* Start SUPPLIED MATERIAL *

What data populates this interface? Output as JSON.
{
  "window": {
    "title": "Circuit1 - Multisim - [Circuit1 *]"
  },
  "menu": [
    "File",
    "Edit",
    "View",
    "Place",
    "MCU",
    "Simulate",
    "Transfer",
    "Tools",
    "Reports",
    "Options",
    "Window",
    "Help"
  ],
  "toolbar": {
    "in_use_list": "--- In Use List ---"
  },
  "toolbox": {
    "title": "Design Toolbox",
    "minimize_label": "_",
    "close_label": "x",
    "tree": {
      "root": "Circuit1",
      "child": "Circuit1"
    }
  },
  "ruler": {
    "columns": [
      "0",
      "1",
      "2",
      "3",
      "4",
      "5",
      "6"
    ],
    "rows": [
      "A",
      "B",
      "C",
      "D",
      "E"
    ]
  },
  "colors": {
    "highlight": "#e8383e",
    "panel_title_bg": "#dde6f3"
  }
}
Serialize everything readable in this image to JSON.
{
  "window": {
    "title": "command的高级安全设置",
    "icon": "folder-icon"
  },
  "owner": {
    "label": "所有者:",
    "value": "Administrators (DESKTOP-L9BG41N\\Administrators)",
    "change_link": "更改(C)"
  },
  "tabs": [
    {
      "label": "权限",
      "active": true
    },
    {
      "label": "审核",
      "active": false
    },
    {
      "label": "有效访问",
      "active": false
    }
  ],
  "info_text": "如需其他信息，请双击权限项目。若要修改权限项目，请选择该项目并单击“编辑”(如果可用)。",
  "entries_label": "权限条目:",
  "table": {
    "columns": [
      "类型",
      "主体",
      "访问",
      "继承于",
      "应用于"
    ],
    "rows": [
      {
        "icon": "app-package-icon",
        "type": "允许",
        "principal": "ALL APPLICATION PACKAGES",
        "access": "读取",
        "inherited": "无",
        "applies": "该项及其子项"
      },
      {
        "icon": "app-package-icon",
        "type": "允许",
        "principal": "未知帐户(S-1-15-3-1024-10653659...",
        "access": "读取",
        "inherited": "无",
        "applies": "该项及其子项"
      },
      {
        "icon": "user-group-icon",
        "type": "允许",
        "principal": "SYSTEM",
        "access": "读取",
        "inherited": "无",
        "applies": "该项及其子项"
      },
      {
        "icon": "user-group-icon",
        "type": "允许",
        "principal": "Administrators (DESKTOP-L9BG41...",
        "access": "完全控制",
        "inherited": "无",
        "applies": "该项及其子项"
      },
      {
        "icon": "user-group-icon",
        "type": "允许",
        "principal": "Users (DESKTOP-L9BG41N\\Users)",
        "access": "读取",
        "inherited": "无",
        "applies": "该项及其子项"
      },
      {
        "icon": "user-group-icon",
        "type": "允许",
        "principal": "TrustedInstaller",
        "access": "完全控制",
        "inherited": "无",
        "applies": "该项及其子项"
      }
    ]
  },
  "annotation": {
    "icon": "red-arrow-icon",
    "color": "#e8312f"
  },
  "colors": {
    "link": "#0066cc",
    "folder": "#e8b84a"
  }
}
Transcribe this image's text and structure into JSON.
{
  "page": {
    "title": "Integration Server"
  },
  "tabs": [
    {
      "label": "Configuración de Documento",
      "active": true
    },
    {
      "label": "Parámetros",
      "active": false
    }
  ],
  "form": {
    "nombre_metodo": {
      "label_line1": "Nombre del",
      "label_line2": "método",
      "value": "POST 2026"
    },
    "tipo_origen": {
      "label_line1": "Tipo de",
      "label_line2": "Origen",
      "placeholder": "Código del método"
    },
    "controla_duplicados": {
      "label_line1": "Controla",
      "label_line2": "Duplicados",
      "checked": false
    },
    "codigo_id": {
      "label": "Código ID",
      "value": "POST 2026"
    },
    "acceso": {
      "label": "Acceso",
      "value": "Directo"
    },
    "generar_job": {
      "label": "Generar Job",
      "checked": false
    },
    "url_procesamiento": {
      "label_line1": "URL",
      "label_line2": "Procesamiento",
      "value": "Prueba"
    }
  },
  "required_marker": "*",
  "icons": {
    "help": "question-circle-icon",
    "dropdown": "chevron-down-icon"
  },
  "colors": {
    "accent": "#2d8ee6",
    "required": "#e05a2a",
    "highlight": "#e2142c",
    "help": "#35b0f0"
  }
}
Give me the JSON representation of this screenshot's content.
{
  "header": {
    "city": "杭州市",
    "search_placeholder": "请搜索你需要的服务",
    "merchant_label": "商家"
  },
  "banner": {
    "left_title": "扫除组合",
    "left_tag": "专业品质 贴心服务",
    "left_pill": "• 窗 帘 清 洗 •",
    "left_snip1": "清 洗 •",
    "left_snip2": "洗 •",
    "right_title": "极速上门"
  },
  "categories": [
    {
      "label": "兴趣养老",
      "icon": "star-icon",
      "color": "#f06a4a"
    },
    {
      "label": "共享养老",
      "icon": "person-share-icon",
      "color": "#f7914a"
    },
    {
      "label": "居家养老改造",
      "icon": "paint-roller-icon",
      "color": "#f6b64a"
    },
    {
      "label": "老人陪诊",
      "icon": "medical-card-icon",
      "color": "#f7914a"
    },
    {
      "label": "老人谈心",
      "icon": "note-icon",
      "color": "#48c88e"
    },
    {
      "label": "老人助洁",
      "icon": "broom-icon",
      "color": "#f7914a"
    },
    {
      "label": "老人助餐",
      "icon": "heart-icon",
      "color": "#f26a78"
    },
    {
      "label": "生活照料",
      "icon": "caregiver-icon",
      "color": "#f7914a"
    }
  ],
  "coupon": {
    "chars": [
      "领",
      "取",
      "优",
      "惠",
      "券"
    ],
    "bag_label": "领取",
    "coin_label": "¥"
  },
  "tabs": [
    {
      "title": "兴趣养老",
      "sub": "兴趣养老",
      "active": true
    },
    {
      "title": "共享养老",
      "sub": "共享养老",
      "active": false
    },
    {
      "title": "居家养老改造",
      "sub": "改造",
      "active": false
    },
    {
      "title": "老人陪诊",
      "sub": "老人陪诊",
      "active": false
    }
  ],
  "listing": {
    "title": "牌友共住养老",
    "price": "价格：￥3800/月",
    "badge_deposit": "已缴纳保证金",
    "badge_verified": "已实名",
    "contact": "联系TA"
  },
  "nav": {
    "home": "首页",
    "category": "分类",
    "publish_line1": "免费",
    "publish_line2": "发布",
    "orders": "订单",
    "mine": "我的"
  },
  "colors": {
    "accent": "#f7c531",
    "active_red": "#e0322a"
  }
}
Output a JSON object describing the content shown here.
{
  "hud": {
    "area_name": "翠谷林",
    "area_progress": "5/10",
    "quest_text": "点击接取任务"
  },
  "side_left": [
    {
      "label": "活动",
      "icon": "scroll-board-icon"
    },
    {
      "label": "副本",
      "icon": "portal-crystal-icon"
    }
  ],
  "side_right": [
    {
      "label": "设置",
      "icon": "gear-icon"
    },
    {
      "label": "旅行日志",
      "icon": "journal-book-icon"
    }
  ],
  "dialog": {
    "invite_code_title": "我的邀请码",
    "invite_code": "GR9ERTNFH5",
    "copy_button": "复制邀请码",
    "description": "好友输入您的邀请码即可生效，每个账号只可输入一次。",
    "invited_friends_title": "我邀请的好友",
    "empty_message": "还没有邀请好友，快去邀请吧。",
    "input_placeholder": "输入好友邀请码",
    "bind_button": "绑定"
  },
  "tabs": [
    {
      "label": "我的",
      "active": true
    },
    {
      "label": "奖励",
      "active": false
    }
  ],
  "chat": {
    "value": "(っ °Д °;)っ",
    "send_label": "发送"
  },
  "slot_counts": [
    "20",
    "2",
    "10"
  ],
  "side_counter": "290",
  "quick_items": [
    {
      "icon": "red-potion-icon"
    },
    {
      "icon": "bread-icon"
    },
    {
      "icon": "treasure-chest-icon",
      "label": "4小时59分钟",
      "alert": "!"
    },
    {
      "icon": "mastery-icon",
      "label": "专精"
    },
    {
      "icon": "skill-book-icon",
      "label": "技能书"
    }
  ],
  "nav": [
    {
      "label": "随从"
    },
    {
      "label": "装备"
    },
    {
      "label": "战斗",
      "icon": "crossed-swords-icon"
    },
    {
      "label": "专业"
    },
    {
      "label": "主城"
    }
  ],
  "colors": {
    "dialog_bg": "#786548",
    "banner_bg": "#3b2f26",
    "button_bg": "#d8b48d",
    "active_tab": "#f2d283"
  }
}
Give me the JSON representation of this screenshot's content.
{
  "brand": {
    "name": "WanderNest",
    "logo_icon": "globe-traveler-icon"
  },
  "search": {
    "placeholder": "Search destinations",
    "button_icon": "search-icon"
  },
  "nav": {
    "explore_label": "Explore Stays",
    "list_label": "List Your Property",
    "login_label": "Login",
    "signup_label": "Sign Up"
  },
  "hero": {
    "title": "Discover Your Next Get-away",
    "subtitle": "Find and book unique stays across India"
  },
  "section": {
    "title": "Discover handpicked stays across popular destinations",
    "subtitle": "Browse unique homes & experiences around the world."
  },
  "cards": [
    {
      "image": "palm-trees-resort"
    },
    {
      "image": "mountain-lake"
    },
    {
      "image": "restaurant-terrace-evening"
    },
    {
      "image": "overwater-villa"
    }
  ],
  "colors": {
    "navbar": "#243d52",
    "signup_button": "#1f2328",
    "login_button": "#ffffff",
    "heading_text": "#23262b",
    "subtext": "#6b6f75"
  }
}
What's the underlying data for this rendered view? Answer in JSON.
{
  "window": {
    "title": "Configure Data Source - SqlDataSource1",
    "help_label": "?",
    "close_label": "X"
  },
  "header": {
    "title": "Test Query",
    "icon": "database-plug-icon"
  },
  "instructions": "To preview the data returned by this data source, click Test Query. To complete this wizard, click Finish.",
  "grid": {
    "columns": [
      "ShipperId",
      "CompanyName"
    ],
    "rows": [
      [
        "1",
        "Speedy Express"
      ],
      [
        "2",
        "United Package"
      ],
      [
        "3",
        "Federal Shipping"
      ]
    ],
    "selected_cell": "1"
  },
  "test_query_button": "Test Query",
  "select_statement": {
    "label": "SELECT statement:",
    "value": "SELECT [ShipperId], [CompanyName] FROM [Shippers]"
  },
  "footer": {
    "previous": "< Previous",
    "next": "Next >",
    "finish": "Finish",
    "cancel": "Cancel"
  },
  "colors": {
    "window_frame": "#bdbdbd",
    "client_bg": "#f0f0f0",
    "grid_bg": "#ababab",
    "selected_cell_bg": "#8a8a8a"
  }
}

* End SUPPLIED MATERIAL *

Extract all lines from the material above that include the word "método".

| RESPONSE TO THE EXERCISE |
      "label_line2": "método",
      "placeholder": "Código del método"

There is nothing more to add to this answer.